* What you should do *
Drop the pictures, then extract the listing word for word.

-- Start Material for this exercise --

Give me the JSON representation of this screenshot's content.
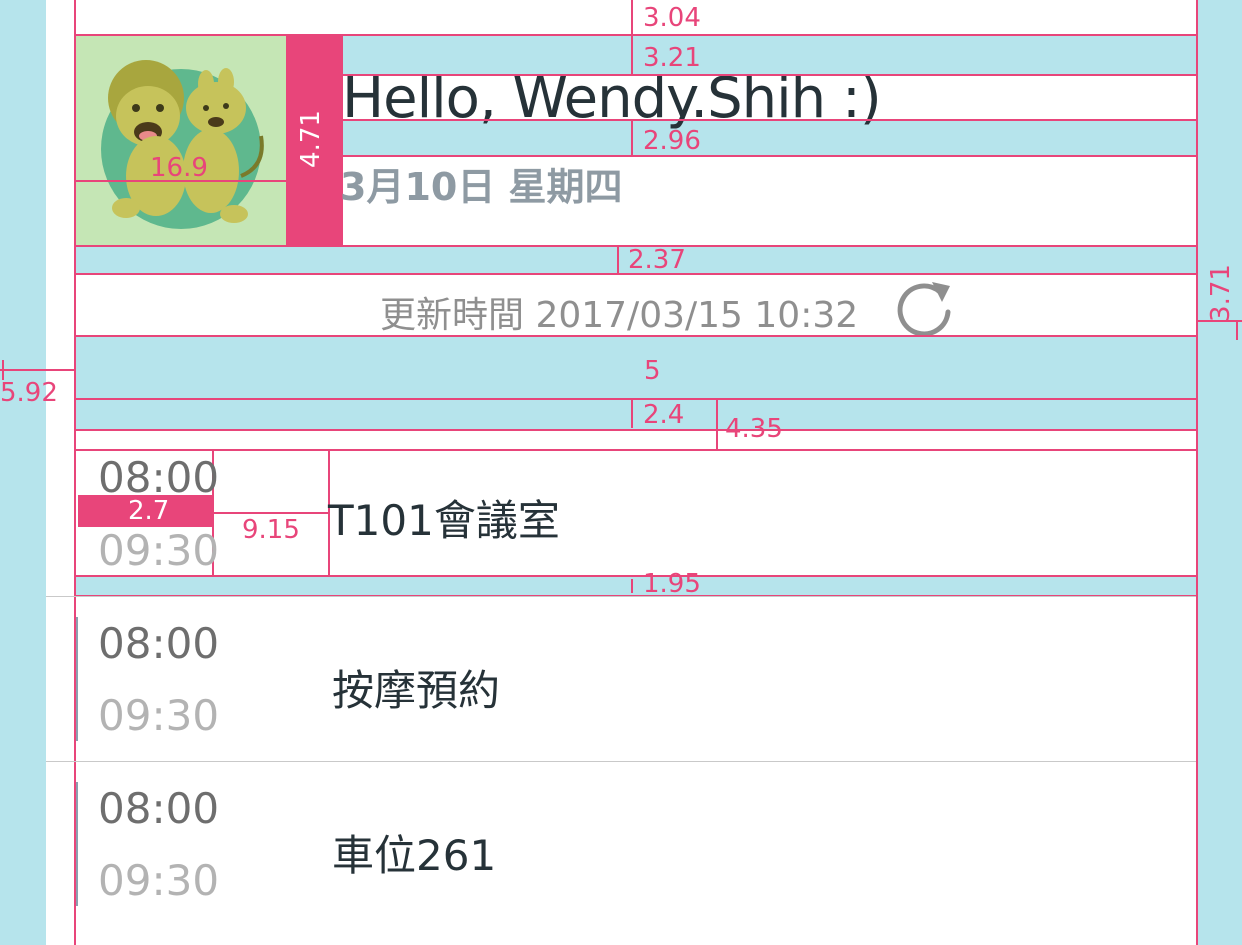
{
  "header": {
    "greeting": "Hello, Wendy.Shih :)",
    "date": "3月10日 星期四"
  },
  "update": {
    "label": "更新時間 2017/03/15 10:32",
    "icon": "refresh-icon"
  },
  "events": [
    {
      "start": "08:00",
      "end": "09:30",
      "title": "T101會議室"
    },
    {
      "start": "08:00",
      "end": "09:30",
      "title": "按摩預約"
    },
    {
      "start": "08:00",
      "end": "09:30",
      "title": "車位261"
    }
  ],
  "measurements": {
    "top": "3.04",
    "greeting_top": "3.21",
    "avatar_size": "16.9",
    "avatar_gap": "4.71",
    "greeting_date_gap": "2.96",
    "header_bottom": "2.37",
    "right_margin": "3.71",
    "left_margin": "5.92",
    "section_gap": "5",
    "list_top_a": "2.4",
    "list_top_b": "4.35",
    "time_gap": "2.7",
    "time_title_gap": "9.15",
    "row_bottom": "1.95"
  },
  "colors": {
    "spacing": "#b6e4ec",
    "guide": "#e8457a",
    "text_primary": "#263238",
    "text_secondary": "#8e9aa3",
    "time_end": "#b3b3b3"
  }
}
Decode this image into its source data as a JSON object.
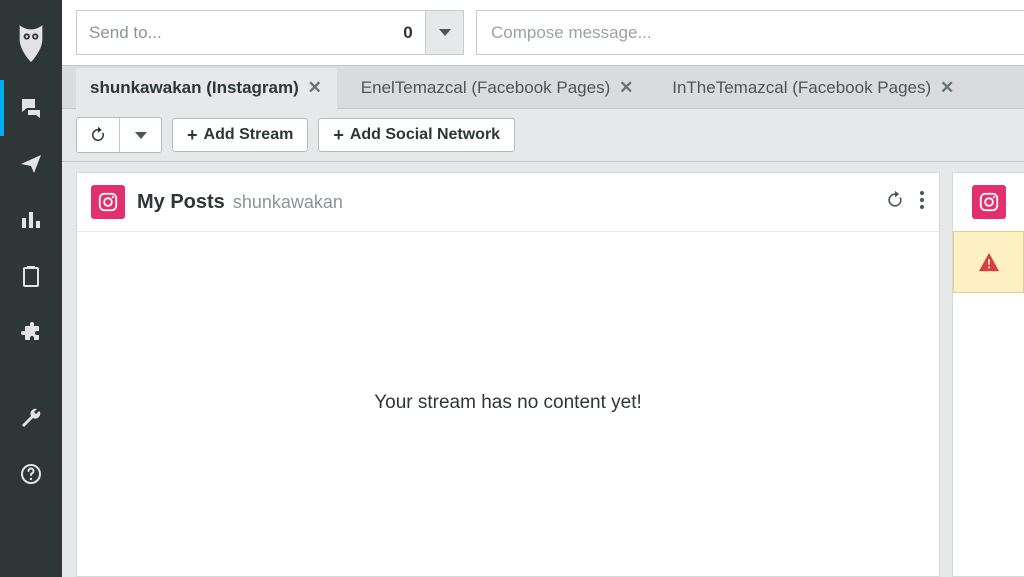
{
  "compose": {
    "sendto_placeholder": "Send to...",
    "count": "0",
    "message_placeholder": "Compose message..."
  },
  "tabs": [
    {
      "label": "shunkawakan (Instagram)",
      "active": true
    },
    {
      "label": "EnelTemazcal (Facebook Pages)",
      "active": false
    },
    {
      "label": "InTheTemazcal (Facebook Pages)",
      "active": false
    }
  ],
  "toolbar": {
    "add_stream": "Add Stream",
    "add_network": "Add Social Network"
  },
  "stream": {
    "title": "My Posts",
    "subtitle": "shunkawakan",
    "empty_message": "Your stream has no content yet!"
  },
  "colors": {
    "instagram": "#e1306c",
    "warning": "#d93f3f"
  }
}
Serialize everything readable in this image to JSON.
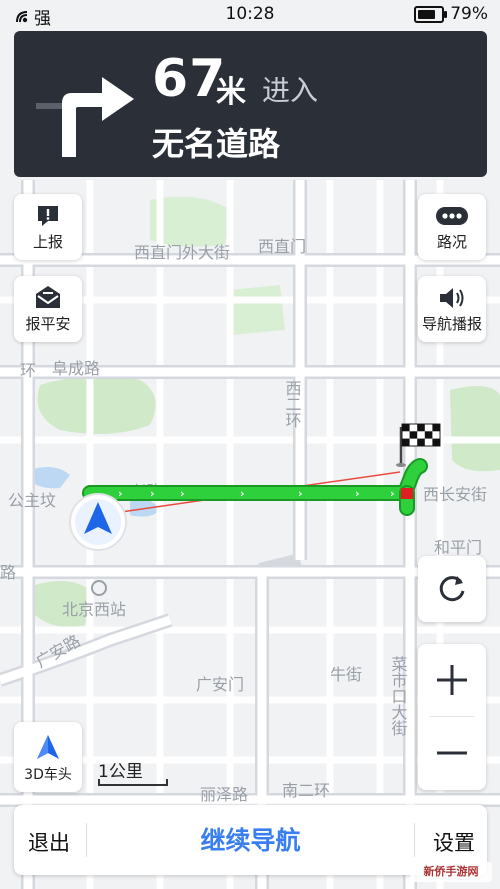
{
  "status_bar": {
    "signal": "强",
    "time": "10:28",
    "battery": "79%"
  },
  "guidance": {
    "distance": "67",
    "unit": "米",
    "action": "进入",
    "road_name": "无名道路"
  },
  "map_labels": {
    "xizhimenwai": "西直门外大街",
    "xizhimen": "西直门",
    "fuchenglu": "阜成路",
    "huan_left": "环",
    "gongzhufen": "公主坟",
    "xinglu": "兴路",
    "xichanganjie": "西长安街",
    "west_2nd_ring": "西二环",
    "hepingmen": "和平门",
    "beijing_west_station": "北京西站",
    "road_left": "路",
    "guanganlu": "广安路",
    "guanganmen": "广安门",
    "niujie": "牛街",
    "caishikoudajie": "菜市口大街",
    "lizeqiao": "丽泽路",
    "south_2nd_ring": "南二环"
  },
  "buttons": {
    "report": "上报",
    "safe": "报平安",
    "traffic": "路况",
    "voice": "导航播报",
    "car_3d": "3D车头",
    "exit": "退出",
    "continue": "继续导航",
    "settings": "设置"
  },
  "scale": "1公里",
  "watermark": "新侨手游网",
  "colors": {
    "route": "#21c530",
    "card": "#2b2f38",
    "accent": "#3a7ff0"
  },
  "icons": [
    "turn-right-icon",
    "report-icon",
    "safe-message-icon",
    "traffic-icon",
    "voice-icon",
    "refresh-icon",
    "zoom-in-icon",
    "zoom-out-icon",
    "3d-car-icon",
    "finish-flag-icon",
    "location-arrow-icon"
  ]
}
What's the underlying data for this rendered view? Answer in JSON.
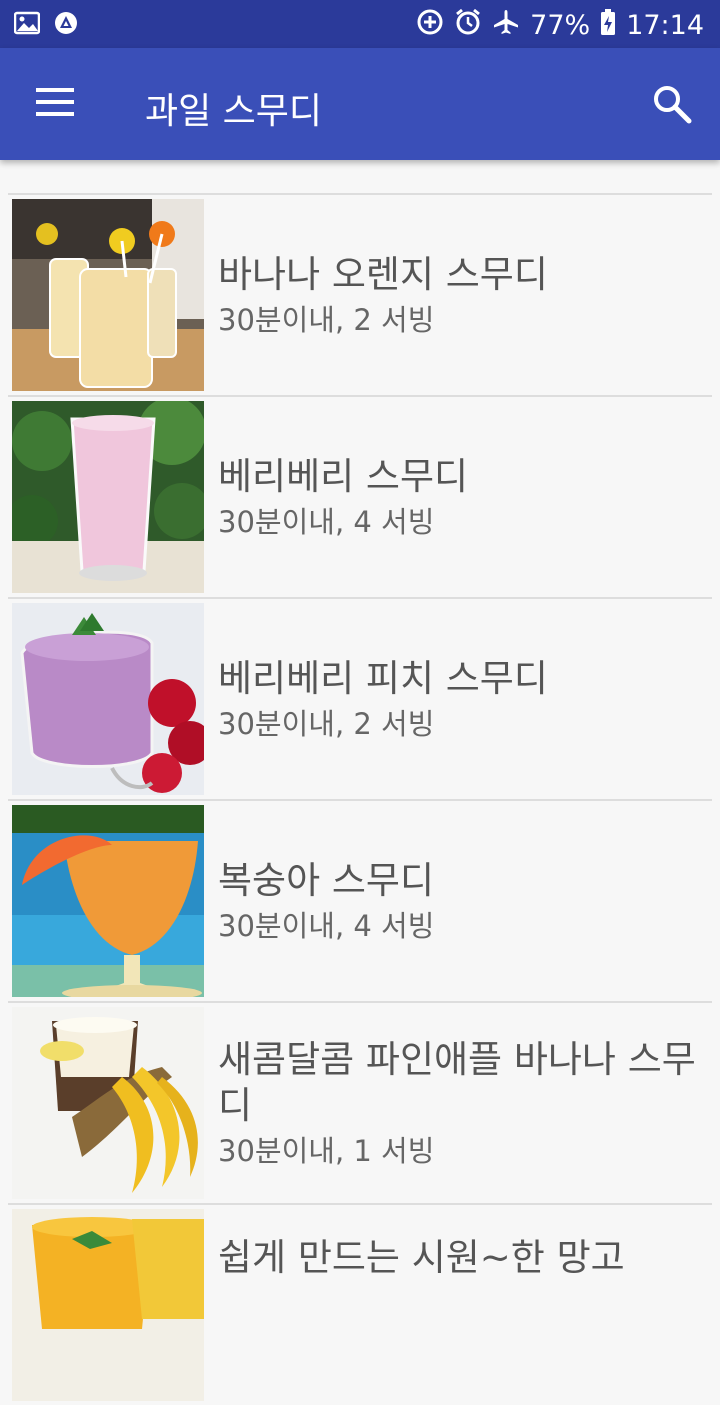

-- End Material for this exercise --

* Problem solution *
Give me the JSON representation of this screenshot's content.
{
  "header": {
    "greeting": "Hello, Wendy.Shih :)",
    "date": "3月10日 星期四"
  },
  "update": {
    "label": "更新時間 2017/03/15 10:32",
    "icon": "refresh-icon"
  },
  "events": [
    {
      "start": "08:00",
      "end": "09:30",
      "title": "T101會議室"
    },
    {
      "start": "08:00",
      "end": "09:30",
      "title": "按摩預約"
    },
    {
      "start": "08:00",
      "end": "09:30",
      "title": "車位261"
    }
  ],
  "measurements": {
    "top": "3.04",
    "greeting_top": "3.21",
    "avatar_size": "16.9",
    "avatar_gap": "4.71",
    "greeting_date_gap": "2.96",
    "header_bottom": "2.37",
    "right_margin": "3.71",
    "left_margin": "5.92",
    "section_gap": "5",
    "list_top_a": "2.4",
    "list_top_b": "4.35",
    "time_gap": "2.7",
    "time_title_gap": "9.15",
    "row_bottom": "1.95"
  },
  "colors": {
    "spacing": "#b6e4ec",
    "guide": "#e8457a",
    "text_primary": "#263238",
    "text_secondary": "#8e9aa3",
    "time_end": "#b3b3b3"
  }
}
Decode this image into its source data as a JSON object.
{
  "compose": {
    "sendto_placeholder": "Send to...",
    "count": "0",
    "message_placeholder": "Compose message..."
  },
  "tabs": [
    {
      "label": "shunkawakan (Instagram)",
      "active": true
    },
    {
      "label": "EnelTemazcal (Facebook Pages)",
      "active": false
    },
    {
      "label": "InTheTemazcal (Facebook Pages)",
      "active": false
    }
  ],
  "toolbar": {
    "add_stream": "Add Stream",
    "add_network": "Add Social Network"
  },
  "stream": {
    "title": "My Posts",
    "subtitle": "shunkawakan",
    "empty_message": "Your stream has no content yet!"
  },
  "colors": {
    "instagram": "#e1306c",
    "warning": "#d93f3f"
  }
}
Serialize everything readable in this image to JSON.
{
  "status_bar": {
    "signal": "强",
    "time": "10:28",
    "battery": "79%"
  },
  "guidance": {
    "distance": "67",
    "unit": "米",
    "action": "进入",
    "road_name": "无名道路"
  },
  "map_labels": {
    "xizhimenwai": "西直门外大街",
    "xizhimen": "西直门",
    "fuchenglu": "阜成路",
    "huan_left": "环",
    "gongzhufen": "公主坟",
    "xinglu": "兴路",
    "xichanganjie": "西长安街",
    "west_2nd_ring": "西二环",
    "hepingmen": "和平门",
    "beijing_west_station": "北京西站",
    "road_left": "路",
    "guanganlu": "广安路",
    "guanganmen": "广安门",
    "niujie": "牛街",
    "caishikoudajie": "菜市口大街",
    "lizeqiao": "丽泽路",
    "south_2nd_ring": "南二环"
  },
  "buttons": {
    "report": "上报",
    "safe": "报平安",
    "traffic": "路况",
    "voice": "导航播报",
    "car_3d": "3D车头",
    "exit": "退出",
    "continue": "继续导航",
    "settings": "设置"
  },
  "scale": "1公里",
  "watermark": "新侨手游网",
  "colors": {
    "route": "#21c530",
    "card": "#2b2f38",
    "accent": "#3a7ff0"
  },
  "icons": [
    "turn-right-icon",
    "report-icon",
    "safe-message-icon",
    "traffic-icon",
    "voice-icon",
    "refresh-icon",
    "zoom-in-icon",
    "zoom-out-icon",
    "3d-car-icon",
    "finish-flag-icon",
    "location-arrow-icon"
  ]
}
What's the underlying data for this rendered view? Answer in JSON.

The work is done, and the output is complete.